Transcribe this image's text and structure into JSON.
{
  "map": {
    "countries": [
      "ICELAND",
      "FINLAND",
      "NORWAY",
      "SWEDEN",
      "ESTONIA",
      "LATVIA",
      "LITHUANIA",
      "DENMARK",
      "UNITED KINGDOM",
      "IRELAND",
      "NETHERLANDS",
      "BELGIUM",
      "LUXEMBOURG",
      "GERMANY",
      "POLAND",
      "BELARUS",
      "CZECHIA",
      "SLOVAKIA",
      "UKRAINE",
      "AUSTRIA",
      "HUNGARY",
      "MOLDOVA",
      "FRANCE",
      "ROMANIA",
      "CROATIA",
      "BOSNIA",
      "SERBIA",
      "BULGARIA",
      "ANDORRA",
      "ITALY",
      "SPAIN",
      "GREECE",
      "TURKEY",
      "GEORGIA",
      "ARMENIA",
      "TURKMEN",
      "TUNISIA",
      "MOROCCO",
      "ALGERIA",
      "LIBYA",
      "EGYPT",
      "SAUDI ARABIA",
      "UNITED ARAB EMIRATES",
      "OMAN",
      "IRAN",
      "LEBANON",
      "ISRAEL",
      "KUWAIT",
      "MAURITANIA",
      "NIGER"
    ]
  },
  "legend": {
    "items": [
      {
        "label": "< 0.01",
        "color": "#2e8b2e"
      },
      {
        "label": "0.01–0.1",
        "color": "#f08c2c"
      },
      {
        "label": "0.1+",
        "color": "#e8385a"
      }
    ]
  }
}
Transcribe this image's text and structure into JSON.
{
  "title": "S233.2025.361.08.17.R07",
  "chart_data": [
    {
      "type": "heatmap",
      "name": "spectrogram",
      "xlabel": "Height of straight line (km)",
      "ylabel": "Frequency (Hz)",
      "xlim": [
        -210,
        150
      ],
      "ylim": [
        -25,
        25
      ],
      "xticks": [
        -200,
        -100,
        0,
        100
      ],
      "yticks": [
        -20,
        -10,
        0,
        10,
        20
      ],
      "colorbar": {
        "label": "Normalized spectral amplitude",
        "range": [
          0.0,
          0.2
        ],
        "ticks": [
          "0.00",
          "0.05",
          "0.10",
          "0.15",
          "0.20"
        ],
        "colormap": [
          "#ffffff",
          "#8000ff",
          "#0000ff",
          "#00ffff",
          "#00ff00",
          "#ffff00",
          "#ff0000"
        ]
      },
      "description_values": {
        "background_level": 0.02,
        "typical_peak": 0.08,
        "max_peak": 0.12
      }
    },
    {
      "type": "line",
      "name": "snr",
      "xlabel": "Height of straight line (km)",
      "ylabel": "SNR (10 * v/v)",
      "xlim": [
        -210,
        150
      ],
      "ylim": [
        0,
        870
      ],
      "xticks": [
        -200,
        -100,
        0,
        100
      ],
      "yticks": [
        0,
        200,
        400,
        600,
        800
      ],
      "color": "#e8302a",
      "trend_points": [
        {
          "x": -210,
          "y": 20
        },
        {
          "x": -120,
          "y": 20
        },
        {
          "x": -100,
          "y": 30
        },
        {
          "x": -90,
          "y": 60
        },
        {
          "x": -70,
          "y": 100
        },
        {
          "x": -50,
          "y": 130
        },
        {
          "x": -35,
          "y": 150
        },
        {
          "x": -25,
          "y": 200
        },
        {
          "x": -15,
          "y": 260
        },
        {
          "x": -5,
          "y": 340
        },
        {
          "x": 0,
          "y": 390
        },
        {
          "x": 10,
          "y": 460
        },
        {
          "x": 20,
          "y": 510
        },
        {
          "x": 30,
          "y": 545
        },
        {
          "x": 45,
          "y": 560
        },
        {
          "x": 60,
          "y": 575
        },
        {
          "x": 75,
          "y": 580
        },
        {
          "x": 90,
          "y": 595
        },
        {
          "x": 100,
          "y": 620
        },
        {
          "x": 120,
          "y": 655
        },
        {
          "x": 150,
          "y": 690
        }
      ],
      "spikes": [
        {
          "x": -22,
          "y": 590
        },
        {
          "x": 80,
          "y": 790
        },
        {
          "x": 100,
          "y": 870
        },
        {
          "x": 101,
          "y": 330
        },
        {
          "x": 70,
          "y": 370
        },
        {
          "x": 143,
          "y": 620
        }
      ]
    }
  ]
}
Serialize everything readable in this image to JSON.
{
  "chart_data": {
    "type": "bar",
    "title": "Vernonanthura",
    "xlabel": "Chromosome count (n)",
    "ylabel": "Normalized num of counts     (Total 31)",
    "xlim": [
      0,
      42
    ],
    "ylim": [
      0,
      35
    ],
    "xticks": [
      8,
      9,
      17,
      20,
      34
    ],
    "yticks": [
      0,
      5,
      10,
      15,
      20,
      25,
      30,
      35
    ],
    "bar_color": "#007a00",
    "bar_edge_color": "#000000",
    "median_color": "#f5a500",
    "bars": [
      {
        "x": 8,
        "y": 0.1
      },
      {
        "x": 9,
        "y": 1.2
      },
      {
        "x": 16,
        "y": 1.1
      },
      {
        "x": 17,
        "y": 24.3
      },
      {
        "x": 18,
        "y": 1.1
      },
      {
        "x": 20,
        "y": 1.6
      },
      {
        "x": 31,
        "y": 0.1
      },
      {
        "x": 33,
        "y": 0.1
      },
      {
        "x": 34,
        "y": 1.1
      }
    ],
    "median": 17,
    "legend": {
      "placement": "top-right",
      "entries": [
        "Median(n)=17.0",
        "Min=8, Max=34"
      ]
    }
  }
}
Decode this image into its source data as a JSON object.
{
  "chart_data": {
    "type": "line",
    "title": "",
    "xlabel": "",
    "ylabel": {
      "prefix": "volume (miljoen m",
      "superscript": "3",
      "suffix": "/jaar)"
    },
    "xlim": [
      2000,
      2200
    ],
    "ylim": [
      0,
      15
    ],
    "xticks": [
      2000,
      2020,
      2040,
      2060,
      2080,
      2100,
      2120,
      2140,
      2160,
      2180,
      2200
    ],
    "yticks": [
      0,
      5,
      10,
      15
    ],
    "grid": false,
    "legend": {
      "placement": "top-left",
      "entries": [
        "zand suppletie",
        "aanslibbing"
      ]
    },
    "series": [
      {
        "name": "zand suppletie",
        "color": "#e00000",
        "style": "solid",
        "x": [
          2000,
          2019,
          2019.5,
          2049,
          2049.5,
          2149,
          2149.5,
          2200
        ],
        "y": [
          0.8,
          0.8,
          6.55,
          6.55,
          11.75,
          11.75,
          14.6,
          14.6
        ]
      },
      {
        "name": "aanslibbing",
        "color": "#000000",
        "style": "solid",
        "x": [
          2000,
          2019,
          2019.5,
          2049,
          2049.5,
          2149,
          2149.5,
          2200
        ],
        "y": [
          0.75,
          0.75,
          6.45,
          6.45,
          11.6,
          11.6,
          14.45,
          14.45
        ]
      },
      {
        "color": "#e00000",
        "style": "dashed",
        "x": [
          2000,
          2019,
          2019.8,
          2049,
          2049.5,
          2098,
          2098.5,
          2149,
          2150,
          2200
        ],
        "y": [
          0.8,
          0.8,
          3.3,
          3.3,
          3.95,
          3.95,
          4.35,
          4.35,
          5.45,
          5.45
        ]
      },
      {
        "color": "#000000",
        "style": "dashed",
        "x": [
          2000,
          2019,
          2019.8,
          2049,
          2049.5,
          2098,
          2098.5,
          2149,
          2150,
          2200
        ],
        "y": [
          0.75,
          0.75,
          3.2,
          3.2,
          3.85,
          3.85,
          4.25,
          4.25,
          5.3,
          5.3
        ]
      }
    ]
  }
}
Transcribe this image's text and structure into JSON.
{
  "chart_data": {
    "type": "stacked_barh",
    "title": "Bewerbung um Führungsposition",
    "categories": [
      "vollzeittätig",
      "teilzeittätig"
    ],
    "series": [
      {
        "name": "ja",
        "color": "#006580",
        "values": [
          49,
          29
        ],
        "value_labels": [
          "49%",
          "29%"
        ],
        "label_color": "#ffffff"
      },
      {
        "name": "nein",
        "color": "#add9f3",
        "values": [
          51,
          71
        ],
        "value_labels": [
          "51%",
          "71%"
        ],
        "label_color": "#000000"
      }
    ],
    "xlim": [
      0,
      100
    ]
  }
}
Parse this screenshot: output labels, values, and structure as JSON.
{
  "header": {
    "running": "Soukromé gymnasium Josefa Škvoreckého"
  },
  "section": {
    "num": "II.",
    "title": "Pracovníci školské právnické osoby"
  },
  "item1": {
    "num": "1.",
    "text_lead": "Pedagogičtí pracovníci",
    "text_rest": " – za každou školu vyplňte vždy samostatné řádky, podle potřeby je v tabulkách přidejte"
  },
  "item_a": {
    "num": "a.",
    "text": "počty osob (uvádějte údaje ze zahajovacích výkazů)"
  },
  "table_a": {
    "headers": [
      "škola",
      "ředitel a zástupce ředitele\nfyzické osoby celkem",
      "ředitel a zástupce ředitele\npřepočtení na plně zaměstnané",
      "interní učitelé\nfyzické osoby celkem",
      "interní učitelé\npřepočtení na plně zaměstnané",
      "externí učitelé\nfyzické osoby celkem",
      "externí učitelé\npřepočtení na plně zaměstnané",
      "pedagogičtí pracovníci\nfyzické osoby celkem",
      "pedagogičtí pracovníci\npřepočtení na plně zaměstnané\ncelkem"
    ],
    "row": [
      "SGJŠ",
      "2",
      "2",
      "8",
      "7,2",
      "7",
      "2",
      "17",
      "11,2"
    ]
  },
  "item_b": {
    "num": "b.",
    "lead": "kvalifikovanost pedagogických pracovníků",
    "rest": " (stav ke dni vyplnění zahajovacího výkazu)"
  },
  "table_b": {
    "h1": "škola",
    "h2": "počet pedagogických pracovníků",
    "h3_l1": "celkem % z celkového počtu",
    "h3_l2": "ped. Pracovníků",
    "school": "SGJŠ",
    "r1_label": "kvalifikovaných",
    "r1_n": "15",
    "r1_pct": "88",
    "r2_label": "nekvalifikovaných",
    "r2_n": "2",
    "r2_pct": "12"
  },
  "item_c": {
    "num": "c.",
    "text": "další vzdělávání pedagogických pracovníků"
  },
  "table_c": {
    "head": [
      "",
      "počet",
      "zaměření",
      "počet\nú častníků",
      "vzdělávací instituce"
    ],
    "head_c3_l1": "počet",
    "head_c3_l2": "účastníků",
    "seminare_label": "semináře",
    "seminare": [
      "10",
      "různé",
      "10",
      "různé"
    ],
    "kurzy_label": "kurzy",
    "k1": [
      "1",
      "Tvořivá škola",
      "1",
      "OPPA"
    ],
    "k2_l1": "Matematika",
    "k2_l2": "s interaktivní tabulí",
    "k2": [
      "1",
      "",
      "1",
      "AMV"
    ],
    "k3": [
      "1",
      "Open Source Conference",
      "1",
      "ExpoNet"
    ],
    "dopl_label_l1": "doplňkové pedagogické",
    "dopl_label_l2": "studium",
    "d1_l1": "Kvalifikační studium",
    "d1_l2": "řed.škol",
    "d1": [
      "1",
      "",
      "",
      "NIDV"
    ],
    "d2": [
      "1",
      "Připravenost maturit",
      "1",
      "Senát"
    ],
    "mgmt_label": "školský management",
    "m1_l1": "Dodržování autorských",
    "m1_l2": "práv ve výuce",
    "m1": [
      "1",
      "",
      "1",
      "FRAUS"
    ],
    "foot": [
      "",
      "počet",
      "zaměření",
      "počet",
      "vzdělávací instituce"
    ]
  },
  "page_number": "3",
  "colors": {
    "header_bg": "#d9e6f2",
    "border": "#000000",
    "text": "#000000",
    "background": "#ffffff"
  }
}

**Given problem**
Within the entries above, how many lines contain "title"? Respond with the number only.

**The answer**
5